• **PROBLEMS TO SOLVE**
A: In the text about dips, which dip does the writer call the best of all?
B: Write out part of the text about dips again with "dips" switched to "spreads". Begin at the words that have "When I go back" and stop after "mid-winter January here).".

• **EXTRACTED TEXT**
----

(What? You don’t like beetroot? I’m sorry, I can’t talk to you. Beetroot is amazing.)
The UK in general doesn’t seem to be good and dips and nibblies. OK, maybe I’ll allow the range of nibbly things is satisfactory but the options for dips is far less so. You can get hummus and salsa. Maybe guacamole. Maybe flavoured hummus. If you go to the Turkish stores you can get taramasalata and cacsik. But in general the range of dips is limited.
When I go back to Australia to visit with family, dips become a regular feature of any social occasion. You drop by to visit someone and they bring out the crackers and dips. But such a range of dips! Smoky Baba Ganoush, Roast pumpkin and dukkah, Moroccan style sweet potato and cashew, Hot smoked salmon and trout with lemon and dill. And the best of all, as far as I’m concerned, Beetroot hummus.
Coming back to the UK after a visit to Australia, and coming back to the standard (narrow) range of dips, is often a disappointment. (I will point out that my disappointment in coming back may be linked to leaving hot summer weather in Australia and arriving into mid-winter January here).

----

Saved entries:
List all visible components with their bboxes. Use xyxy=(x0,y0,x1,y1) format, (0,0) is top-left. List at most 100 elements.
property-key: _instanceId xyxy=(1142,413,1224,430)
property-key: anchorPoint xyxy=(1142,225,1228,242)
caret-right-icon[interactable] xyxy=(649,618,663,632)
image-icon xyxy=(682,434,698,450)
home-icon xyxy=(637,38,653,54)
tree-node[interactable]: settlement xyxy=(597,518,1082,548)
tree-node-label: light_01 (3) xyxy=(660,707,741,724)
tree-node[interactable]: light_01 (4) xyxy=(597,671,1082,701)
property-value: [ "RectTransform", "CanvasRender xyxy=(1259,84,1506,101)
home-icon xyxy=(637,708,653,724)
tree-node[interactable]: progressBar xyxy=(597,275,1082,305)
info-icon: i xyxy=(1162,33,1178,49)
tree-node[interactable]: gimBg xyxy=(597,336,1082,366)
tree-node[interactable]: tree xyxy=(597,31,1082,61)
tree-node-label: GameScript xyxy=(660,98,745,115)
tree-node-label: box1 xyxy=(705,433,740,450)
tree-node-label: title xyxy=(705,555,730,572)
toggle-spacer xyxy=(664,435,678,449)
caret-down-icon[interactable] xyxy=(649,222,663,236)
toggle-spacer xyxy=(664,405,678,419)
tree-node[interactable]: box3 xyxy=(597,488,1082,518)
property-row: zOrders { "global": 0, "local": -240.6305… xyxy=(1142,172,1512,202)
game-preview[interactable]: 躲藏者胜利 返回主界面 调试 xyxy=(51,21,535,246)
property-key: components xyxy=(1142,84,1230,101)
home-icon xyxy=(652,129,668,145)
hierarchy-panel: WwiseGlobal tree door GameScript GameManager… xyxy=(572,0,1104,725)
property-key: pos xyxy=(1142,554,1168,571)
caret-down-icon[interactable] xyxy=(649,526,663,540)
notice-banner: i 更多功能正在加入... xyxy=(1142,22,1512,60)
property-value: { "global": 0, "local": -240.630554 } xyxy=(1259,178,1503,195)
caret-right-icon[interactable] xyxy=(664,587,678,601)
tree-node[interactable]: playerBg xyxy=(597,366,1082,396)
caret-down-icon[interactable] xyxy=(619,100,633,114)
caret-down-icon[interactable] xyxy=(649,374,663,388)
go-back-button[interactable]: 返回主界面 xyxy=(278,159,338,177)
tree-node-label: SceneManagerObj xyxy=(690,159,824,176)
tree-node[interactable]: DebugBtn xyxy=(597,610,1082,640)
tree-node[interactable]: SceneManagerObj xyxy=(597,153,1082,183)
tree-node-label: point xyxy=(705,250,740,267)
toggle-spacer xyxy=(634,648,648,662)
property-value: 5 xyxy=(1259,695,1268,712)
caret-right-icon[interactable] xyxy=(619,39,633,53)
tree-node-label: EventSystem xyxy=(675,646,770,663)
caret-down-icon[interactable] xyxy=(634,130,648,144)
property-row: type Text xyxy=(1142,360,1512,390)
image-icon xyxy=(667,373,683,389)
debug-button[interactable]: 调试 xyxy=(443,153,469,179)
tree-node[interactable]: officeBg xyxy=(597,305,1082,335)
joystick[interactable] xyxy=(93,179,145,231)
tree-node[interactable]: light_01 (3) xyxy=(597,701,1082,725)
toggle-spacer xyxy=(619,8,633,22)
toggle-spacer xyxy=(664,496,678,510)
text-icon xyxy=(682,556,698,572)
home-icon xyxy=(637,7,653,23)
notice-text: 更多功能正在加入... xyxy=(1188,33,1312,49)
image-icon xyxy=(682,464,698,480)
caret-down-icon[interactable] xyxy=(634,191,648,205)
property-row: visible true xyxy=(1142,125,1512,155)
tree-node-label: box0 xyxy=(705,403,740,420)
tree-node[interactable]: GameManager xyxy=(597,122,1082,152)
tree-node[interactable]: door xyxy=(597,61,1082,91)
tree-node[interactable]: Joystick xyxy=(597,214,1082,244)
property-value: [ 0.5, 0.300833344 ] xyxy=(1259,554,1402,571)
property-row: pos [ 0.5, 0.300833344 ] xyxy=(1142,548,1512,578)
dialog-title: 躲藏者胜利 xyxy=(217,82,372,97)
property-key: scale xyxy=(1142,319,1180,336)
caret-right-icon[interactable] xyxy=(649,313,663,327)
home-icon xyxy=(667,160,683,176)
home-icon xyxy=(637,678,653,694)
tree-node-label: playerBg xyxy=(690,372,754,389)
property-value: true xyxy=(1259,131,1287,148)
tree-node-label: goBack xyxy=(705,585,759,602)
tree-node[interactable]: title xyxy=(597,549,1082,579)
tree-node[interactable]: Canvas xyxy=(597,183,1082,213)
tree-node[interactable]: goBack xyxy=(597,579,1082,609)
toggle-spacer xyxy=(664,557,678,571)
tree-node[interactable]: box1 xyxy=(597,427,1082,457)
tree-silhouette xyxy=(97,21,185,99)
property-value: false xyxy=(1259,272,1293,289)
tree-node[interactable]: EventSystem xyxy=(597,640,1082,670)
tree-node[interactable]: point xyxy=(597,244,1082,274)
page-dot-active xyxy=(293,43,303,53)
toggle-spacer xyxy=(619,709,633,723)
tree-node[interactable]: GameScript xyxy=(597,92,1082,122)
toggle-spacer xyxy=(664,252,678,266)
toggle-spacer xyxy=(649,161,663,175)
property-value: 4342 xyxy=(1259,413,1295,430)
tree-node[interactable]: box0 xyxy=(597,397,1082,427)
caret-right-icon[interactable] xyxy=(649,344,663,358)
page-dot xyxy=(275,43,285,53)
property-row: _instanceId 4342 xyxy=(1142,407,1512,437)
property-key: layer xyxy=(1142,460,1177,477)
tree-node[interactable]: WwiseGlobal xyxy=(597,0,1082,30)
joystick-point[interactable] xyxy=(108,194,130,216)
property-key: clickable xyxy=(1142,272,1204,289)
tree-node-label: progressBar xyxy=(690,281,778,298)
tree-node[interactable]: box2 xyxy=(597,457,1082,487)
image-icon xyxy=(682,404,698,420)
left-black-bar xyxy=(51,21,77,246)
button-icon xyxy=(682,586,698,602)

----

• **RESPONSES FOR EACH TASK**
A: Beetroot hummus.

B:
When I go back to Australia to visit with family, spreads become a regular feature of any social occasion. You drop by to visit someone and they bring out the crackers and spreads. But such a range of spreads! Smoky Baba Ganoush, Roast pumpkin and dukkah, Moroccan style sweet potato and cashew, Hot smoked salmon and trout with lemon and dill. And the best of all, as far as I’m concerned, Beetroot hummus.
Coming back to the UK after a visit to Australia, and coming back to the standard (narrow) range of spreads, is often a disappointment. (I will point out that my disappointment in coming back may be linked to leaving hot summer weather in Australia and arriving into mid-winter January here).